— begin Data shown —

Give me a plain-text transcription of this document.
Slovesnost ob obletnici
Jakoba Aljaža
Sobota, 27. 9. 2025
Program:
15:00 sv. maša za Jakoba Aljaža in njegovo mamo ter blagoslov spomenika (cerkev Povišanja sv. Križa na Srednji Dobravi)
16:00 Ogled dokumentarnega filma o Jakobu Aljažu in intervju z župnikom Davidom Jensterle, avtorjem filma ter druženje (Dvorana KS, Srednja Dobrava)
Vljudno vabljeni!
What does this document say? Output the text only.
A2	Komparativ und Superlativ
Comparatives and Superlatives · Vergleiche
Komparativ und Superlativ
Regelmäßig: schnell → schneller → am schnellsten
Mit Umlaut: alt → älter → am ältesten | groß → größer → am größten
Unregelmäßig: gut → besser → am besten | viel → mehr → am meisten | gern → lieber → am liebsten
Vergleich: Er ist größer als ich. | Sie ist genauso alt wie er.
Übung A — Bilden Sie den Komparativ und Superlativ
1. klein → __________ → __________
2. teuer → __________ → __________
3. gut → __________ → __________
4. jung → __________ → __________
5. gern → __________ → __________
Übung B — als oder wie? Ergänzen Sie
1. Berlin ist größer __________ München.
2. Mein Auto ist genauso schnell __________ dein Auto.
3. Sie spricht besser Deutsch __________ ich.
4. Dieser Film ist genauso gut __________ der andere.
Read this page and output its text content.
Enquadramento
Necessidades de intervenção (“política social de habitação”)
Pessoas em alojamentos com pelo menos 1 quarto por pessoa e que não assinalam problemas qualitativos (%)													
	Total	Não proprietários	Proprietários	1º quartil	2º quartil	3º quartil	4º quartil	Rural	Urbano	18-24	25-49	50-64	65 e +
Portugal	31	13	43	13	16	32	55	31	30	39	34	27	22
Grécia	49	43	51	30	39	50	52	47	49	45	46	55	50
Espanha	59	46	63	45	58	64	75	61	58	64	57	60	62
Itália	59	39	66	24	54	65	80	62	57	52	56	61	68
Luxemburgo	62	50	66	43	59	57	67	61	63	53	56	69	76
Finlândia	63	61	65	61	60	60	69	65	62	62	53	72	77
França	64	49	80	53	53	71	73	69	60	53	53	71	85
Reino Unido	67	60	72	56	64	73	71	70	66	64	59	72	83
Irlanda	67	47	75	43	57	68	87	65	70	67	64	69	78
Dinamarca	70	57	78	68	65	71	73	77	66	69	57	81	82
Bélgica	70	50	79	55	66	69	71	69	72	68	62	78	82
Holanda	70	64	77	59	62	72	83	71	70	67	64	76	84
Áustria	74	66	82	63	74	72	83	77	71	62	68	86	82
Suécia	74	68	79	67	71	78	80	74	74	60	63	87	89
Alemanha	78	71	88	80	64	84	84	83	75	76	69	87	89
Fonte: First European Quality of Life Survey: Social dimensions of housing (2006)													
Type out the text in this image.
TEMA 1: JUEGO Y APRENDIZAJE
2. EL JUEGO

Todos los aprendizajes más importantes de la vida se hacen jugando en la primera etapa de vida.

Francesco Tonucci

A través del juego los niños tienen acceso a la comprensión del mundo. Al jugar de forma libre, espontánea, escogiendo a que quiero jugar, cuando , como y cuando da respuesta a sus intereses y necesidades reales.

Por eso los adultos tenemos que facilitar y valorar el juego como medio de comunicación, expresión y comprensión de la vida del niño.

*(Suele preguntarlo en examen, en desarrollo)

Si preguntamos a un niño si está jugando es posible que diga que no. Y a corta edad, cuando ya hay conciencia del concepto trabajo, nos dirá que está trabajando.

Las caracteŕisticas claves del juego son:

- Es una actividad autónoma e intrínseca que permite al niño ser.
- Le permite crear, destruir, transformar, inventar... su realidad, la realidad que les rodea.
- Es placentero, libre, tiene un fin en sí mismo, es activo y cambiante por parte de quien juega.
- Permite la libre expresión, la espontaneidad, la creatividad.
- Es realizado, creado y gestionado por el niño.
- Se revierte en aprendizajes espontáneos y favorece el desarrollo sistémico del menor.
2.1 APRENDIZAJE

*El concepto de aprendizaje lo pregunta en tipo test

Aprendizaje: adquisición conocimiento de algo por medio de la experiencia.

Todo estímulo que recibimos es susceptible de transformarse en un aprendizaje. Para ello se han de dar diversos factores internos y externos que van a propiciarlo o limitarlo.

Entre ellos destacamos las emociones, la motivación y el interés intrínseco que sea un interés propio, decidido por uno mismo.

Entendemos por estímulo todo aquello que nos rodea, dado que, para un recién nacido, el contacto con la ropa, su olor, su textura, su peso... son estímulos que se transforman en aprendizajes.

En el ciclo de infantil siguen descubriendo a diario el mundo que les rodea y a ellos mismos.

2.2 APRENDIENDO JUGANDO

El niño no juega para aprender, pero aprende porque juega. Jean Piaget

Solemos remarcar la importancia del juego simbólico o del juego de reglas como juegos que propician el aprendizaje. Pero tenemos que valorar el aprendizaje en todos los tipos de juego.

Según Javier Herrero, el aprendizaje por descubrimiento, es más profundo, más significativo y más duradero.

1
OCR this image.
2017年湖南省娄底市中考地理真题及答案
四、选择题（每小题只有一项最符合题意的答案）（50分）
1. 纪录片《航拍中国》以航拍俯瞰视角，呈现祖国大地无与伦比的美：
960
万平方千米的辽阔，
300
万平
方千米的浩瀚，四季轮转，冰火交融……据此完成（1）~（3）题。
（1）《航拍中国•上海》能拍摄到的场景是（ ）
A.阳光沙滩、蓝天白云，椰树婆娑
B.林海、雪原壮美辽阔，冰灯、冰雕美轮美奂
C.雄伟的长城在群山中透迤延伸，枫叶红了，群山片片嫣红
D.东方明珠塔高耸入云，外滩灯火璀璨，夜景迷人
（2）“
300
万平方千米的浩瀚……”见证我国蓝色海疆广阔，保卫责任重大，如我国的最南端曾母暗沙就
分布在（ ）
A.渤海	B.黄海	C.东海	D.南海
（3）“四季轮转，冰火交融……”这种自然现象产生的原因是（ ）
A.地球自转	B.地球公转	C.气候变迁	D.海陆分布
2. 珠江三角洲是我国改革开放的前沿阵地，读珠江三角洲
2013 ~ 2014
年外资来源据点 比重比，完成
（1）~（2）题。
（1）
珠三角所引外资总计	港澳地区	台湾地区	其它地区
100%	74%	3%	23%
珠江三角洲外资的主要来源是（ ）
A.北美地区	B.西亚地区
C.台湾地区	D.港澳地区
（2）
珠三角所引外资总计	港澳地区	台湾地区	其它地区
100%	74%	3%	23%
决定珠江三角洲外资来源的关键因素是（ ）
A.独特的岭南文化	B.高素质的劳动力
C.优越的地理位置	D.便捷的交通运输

— end Data shown —

From the data above, copy each line that holds "tenemos".

Por eso los adultos tenemos que facilitar y valorar el juego como medio de comunicación, expresión y comprensión de la vida del niño.
Solemos remarcar la importancia del juego simbólico o del juego de reglas como juegos que propician el aprendizaje. Pero tenemos que valorar el aprendizaje en todos los tipos de juego.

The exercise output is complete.